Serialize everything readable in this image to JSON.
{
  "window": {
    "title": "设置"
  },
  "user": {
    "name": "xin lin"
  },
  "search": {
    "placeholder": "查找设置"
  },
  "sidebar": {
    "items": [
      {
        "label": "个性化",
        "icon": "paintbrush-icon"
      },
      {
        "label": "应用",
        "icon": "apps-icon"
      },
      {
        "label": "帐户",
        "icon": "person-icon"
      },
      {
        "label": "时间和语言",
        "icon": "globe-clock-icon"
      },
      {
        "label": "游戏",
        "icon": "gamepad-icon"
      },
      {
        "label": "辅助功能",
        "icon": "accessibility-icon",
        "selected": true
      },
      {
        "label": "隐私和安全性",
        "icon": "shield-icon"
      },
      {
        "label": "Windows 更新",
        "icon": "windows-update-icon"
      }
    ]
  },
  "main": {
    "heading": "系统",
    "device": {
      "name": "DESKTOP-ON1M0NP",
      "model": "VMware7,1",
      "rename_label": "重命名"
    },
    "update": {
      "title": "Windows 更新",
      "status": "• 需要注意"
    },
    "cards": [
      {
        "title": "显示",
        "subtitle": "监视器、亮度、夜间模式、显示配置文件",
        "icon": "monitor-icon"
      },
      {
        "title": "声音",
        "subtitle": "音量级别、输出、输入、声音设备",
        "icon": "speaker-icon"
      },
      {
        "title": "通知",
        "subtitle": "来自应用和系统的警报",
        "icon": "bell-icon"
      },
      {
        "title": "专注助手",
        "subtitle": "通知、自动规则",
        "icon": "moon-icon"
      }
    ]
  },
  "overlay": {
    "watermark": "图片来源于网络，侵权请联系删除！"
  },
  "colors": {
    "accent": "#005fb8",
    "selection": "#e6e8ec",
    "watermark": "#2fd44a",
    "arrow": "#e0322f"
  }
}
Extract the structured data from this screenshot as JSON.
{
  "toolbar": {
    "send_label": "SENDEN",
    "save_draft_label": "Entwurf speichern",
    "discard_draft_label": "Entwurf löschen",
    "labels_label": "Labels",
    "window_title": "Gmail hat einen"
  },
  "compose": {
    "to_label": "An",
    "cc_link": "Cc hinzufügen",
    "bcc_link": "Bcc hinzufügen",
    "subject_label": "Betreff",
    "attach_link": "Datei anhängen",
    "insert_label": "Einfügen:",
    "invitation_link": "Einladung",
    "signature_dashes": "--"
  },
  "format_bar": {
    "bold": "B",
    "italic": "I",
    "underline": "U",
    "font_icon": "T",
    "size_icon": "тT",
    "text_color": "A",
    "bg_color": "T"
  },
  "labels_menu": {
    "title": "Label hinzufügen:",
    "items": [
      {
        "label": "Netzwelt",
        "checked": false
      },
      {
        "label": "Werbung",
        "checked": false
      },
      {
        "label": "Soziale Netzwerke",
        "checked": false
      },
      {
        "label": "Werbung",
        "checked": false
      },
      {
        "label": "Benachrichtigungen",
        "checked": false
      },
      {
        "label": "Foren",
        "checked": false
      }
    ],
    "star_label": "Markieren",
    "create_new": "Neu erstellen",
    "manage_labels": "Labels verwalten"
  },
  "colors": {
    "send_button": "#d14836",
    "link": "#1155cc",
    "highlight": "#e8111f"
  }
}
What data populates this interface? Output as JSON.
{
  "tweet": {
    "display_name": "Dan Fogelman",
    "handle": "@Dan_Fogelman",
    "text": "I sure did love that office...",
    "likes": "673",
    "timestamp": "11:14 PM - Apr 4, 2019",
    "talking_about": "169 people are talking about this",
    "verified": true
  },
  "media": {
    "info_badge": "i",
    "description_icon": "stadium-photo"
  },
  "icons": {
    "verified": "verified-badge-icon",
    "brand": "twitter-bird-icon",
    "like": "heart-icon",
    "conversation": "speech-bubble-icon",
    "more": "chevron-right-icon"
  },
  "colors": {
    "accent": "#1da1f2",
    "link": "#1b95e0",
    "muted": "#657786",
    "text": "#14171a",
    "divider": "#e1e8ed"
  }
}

▶ _Instructions for the task_: Gather up the lines containing the word "hinzufügen" from these records and copy them.

▶ _Completed exercise_:
    "cc_link": "Cc hinzufügen",
    "bcc_link": "Bcc hinzufügen",
    "title": "Label hinzufügen:",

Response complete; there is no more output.